→ **Problem description**: Keep every line where the word "this" appears; drop the rest.
==============================
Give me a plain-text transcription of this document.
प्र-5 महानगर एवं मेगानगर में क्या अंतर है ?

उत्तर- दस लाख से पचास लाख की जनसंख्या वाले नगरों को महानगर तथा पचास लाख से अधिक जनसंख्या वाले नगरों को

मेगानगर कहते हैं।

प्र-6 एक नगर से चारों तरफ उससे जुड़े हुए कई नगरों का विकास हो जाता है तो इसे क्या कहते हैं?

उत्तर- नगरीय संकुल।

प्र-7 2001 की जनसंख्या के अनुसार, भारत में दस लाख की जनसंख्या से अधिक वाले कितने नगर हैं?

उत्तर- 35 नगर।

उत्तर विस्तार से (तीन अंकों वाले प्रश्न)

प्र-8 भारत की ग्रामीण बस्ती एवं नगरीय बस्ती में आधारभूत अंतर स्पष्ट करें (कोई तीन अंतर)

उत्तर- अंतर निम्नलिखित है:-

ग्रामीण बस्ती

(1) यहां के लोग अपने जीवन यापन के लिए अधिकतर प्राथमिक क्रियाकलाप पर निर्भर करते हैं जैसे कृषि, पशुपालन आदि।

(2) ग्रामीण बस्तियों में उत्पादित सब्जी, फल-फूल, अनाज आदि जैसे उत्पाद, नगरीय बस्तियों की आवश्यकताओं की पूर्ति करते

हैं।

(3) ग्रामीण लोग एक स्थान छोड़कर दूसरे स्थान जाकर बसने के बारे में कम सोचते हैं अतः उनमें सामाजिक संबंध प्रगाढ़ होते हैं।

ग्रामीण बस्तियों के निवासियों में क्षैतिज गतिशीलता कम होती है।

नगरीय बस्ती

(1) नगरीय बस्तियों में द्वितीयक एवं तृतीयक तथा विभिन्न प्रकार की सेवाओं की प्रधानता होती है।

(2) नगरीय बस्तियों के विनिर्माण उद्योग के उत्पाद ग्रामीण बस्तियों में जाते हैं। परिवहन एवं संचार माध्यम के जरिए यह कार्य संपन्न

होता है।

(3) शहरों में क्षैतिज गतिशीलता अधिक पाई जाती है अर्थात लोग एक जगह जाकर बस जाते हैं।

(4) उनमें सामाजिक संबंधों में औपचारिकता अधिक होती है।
==============================
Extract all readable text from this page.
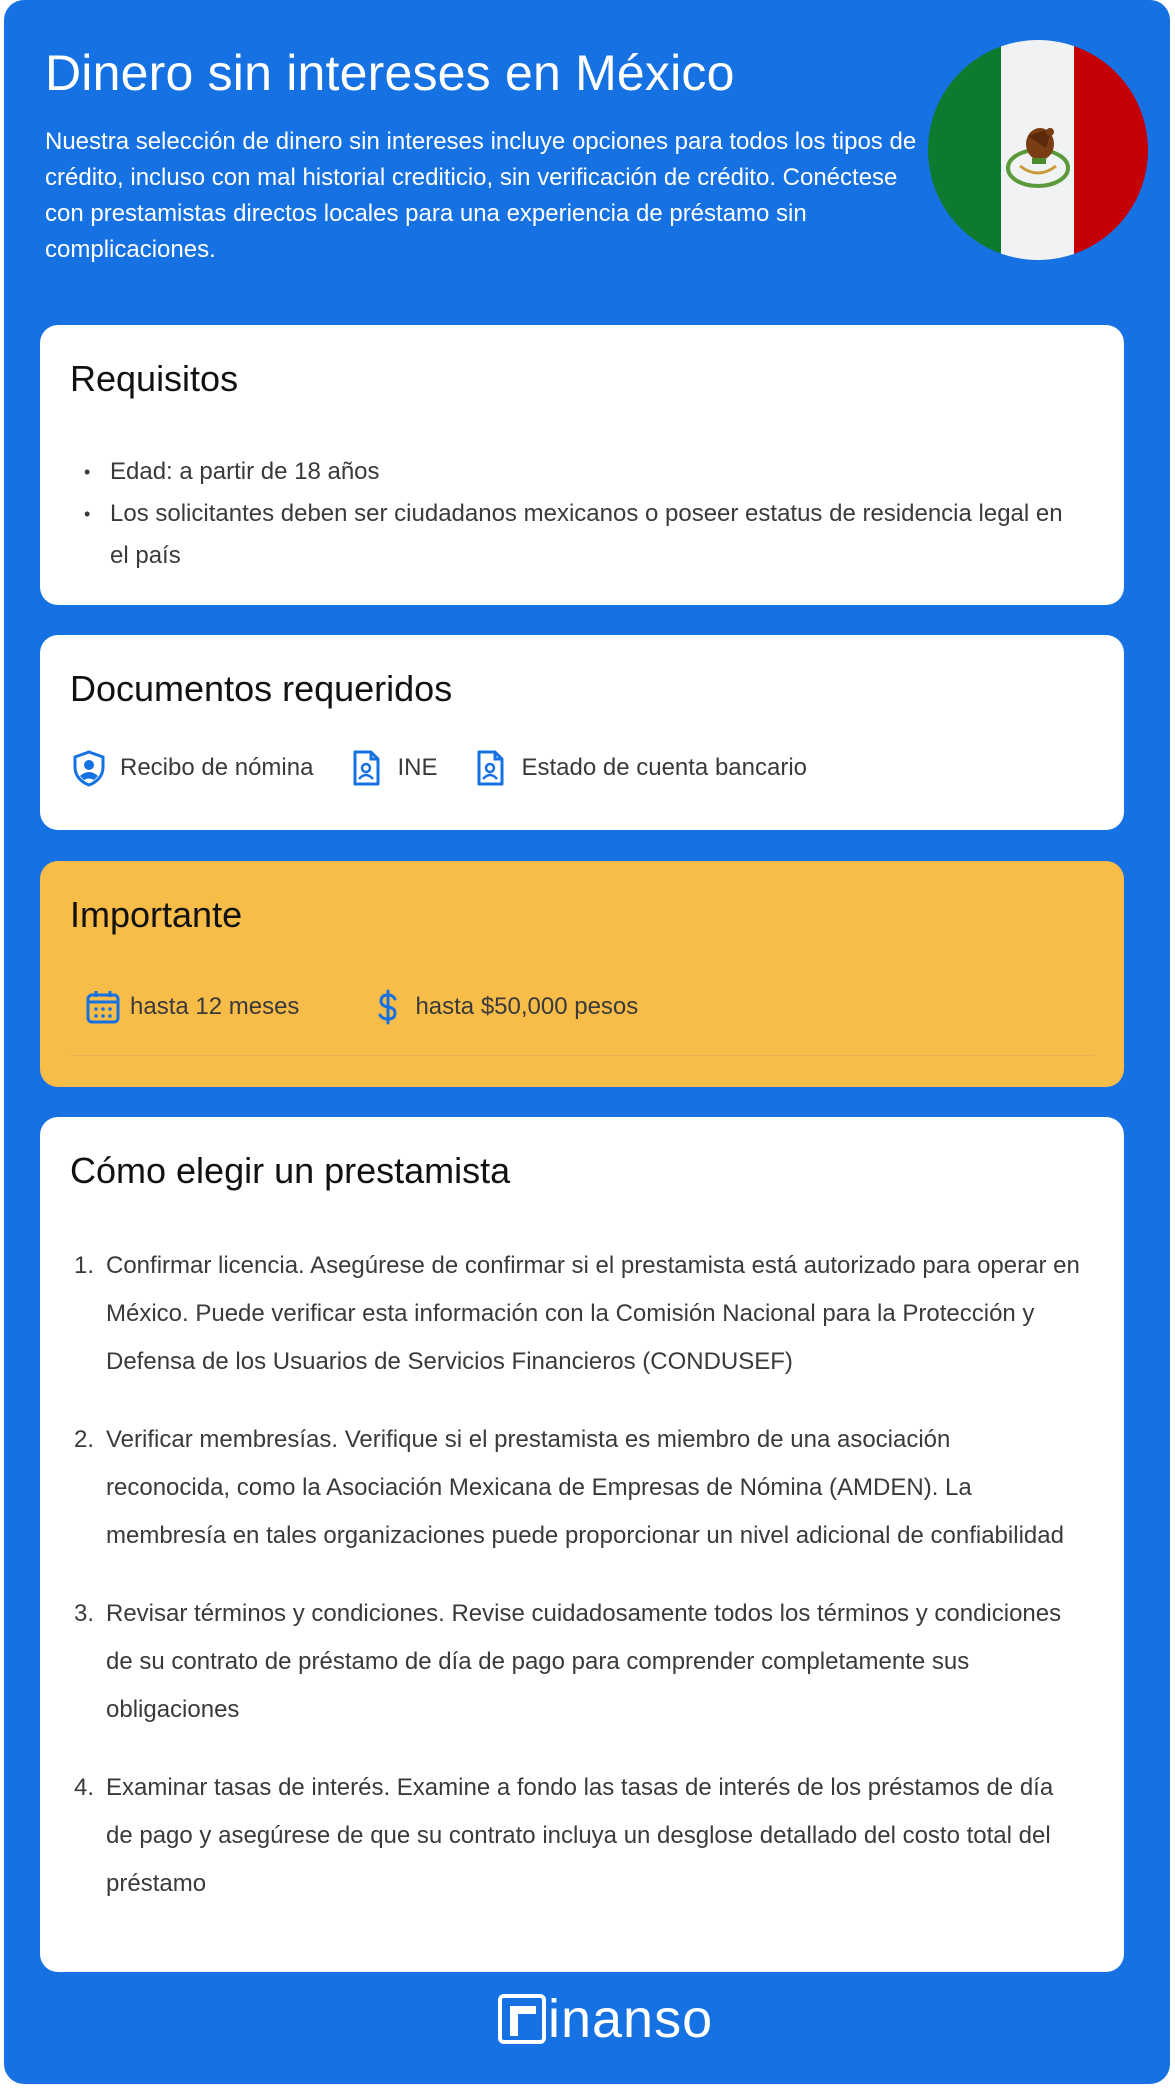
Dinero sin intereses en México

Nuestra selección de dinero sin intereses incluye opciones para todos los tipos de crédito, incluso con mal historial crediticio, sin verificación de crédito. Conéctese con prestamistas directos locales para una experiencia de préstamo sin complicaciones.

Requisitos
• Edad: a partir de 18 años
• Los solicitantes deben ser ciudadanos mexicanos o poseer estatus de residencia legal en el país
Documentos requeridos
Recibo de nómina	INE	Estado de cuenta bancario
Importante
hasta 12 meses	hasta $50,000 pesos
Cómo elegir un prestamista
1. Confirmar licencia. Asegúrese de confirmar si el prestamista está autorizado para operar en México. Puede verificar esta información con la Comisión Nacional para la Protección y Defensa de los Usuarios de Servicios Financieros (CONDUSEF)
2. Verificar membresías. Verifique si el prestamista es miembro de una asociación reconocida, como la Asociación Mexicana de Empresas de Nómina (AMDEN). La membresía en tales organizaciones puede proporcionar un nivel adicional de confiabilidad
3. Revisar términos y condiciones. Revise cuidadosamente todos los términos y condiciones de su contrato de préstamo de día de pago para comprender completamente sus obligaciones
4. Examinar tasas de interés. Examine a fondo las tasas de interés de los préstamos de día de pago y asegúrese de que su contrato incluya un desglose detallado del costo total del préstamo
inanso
==============================
→ **Finished exercise**:
Give me a plain-text transcription of this document.
Extract all readable text from this page.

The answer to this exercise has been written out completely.